Figure contents as structured data:
----

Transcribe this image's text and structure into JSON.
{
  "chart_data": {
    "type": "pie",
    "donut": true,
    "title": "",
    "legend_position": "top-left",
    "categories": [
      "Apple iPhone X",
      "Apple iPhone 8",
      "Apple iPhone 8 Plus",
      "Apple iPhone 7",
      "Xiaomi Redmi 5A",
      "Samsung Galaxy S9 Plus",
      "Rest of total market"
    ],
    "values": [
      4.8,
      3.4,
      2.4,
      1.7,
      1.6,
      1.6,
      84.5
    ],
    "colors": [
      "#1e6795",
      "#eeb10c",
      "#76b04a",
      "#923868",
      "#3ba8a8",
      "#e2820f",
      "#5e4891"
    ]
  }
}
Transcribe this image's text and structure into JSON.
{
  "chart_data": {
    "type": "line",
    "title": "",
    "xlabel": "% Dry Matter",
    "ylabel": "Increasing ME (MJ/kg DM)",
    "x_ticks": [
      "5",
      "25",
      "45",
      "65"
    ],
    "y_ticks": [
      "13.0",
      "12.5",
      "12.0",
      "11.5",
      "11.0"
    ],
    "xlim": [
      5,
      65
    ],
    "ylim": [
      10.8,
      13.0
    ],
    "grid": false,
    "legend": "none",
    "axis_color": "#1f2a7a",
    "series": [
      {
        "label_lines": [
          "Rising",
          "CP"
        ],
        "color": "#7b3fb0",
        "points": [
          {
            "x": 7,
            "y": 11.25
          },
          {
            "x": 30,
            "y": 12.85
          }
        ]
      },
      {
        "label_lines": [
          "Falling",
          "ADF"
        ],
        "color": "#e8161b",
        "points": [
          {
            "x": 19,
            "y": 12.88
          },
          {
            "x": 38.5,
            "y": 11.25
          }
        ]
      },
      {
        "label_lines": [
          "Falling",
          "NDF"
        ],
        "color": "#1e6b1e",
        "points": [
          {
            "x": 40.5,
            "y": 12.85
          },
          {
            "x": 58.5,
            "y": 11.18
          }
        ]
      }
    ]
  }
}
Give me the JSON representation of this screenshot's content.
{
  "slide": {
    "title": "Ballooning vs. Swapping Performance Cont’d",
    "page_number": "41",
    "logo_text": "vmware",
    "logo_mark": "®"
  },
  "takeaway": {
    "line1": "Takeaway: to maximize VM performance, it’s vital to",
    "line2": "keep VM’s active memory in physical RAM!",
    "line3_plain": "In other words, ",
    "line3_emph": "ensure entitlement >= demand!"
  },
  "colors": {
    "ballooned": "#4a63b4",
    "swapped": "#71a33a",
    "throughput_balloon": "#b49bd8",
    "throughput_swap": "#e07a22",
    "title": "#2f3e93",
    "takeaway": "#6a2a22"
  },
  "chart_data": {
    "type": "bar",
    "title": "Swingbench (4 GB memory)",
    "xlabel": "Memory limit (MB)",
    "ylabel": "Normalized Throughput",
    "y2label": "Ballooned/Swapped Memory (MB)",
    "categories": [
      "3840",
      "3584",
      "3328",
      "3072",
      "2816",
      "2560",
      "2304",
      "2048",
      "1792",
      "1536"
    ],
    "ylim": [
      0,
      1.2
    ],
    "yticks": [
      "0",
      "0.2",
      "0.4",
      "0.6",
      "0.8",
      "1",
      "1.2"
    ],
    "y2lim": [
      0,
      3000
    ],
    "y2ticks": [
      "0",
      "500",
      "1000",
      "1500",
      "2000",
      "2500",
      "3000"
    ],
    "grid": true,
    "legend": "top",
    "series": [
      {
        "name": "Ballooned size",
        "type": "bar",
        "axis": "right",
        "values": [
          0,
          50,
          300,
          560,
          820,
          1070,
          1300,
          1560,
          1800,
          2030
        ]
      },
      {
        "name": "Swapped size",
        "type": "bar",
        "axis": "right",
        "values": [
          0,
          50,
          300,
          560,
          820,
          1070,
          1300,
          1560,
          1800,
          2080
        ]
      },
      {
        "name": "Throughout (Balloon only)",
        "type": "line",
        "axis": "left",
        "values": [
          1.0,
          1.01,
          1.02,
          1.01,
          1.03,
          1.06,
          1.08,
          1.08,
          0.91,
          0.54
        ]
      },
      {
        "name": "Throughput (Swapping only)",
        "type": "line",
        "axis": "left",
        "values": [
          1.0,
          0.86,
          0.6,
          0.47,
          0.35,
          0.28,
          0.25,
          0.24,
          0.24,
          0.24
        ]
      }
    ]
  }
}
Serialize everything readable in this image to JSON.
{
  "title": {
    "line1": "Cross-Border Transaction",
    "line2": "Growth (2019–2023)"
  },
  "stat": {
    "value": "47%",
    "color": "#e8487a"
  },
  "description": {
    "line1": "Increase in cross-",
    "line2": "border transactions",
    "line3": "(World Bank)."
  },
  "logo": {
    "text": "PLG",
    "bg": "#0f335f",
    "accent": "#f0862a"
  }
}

----

- [Exercise instructions]
Retype the material above, line by line, exactly.

- [Exercise output]
Transcribe this image's text and structure into JSON.
{
  "chart_data": {
    "type": "pie",
    "donut": true,
    "title": "",
    "legend_position": "top-left",
    "categories": [
      "Apple iPhone X",
      "Apple iPhone 8",
      "Apple iPhone 8 Plus",
      "Apple iPhone 7",
      "Xiaomi Redmi 5A",
      "Samsung Galaxy S9 Plus",
      "Rest of total market"
    ],
    "values": [
      4.8,
      3.4,
      2.4,
      1.7,
      1.6,
      1.6,
      84.5
    ],
    "colors": [
      "#1e6795",
      "#eeb10c",
      "#76b04a",
      "#923868",
      "#3ba8a8",
      "#e2820f",
      "#5e4891"
    ]
  }
}
Transcribe this image's text and structure into JSON.
{
  "chart_data": {
    "type": "line",
    "title": "",
    "xlabel": "% Dry Matter",
    "ylabel": "Increasing ME (MJ/kg DM)",
    "x_ticks": [
      "5",
      "25",
      "45",
      "65"
    ],
    "y_ticks": [
      "13.0",
      "12.5",
      "12.0",
      "11.5",
      "11.0"
    ],
    "xlim": [
      5,
      65
    ],
    "ylim": [
      10.8,
      13.0
    ],
    "grid": false,
    "legend": "none",
    "axis_color": "#1f2a7a",
    "series": [
      {
        "label_lines": [
          "Rising",
          "CP"
        ],
        "color": "#7b3fb0",
        "points": [
          {
            "x": 7,
            "y": 11.25
          },
          {
            "x": 30,
            "y": 12.85
          }
        ]
      },
      {
        "label_lines": [
          "Falling",
          "ADF"
        ],
        "color": "#e8161b",
        "points": [
          {
            "x": 19,
            "y": 12.88
          },
          {
            "x": 38.5,
            "y": 11.25
          }
        ]
      },
      {
        "label_lines": [
          "Falling",
          "NDF"
        ],
        "color": "#1e6b1e",
        "points": [
          {
            "x": 40.5,
            "y": 12.85
          },
          {
            "x": 58.5,
            "y": 11.18
          }
        ]
      }
    ]
  }
}
Give me the JSON representation of this screenshot's content.
{
  "slide": {
    "title": "Ballooning vs. Swapping Performance Cont’d",
    "page_number": "41",
    "logo_text": "vmware",
    "logo_mark": "®"
  },
  "takeaway": {
    "line1": "Takeaway: to maximize VM performance, it’s vital to",
    "line2": "keep VM’s active memory in physical RAM!",
    "line3_plain": "In other words, ",
    "line3_emph": "ensure entitlement >= demand!"
  },
  "colors": {
    "ballooned": "#4a63b4",
    "swapped": "#71a33a",
    "throughput_balloon": "#b49bd8",
    "throughput_swap": "#e07a22",
    "title": "#2f3e93",
    "takeaway": "#6a2a22"
  },
  "chart_data": {
    "type": "bar",
    "title": "Swingbench (4 GB memory)",
    "xlabel": "Memory limit (MB)",
    "ylabel": "Normalized Throughput",
    "y2label": "Ballooned/Swapped Memory (MB)",
    "categories": [
      "3840",
      "3584",
      "3328",
      "3072",
      "2816",
      "2560",
      "2304",
      "2048",
      "1792",
      "1536"
    ],
    "ylim": [
      0,
      1.2
    ],
    "yticks": [
      "0",
      "0.2",
      "0.4",
      "0.6",
      "0.8",
      "1",
      "1.2"
    ],
    "y2lim": [
      0,
      3000
    ],
    "y2ticks": [
      "0",
      "500",
      "1000",
      "1500",
      "2000",
      "2500",
      "3000"
    ],
    "grid": true,
    "legend": "top",
    "series": [
      {
        "name": "Ballooned size",
        "type": "bar",
        "axis": "right",
        "values": [
          0,
          50,
          300,
          560,
          820,
          1070,
          1300,
          1560,
          1800,
          2030
        ]
      },
      {
        "name": "Swapped size",
        "type": "bar",
        "axis": "right",
        "values": [
          0,
          50,
          300,
          560,
          820,
          1070,
          1300,
          1560,
          1800,
          2080
        ]
      },
      {
        "name": "Throughout (Balloon only)",
        "type": "line",
        "axis": "left",
        "values": [
          1.0,
          1.01,
          1.02,
          1.01,
          1.03,
          1.06,
          1.08,
          1.08,
          0.91,
          0.54
        ]
      },
      {
        "name": "Throughput (Swapping only)",
        "type": "line",
        "axis": "left",
        "values": [
          1.0,
          0.86,
          0.6,
          0.47,
          0.35,
          0.28,
          0.25,
          0.24,
          0.24,
          0.24
        ]
      }
    ]
  }
}
Serialize everything readable in this image to JSON.
{
  "title": {
    "line1": "Cross-Border Transaction",
    "line2": "Growth (2019–2023)"
  },
  "stat": {
    "value": "47%",
    "color": "#e8487a"
  },
  "description": {
    "line1": "Increase in cross-",
    "line2": "border transactions",
    "line3": "(World Bank)."
  },
  "logo": {
    "text": "PLG",
    "bg": "#0f335f",
    "accent": "#f0862a"
  }
}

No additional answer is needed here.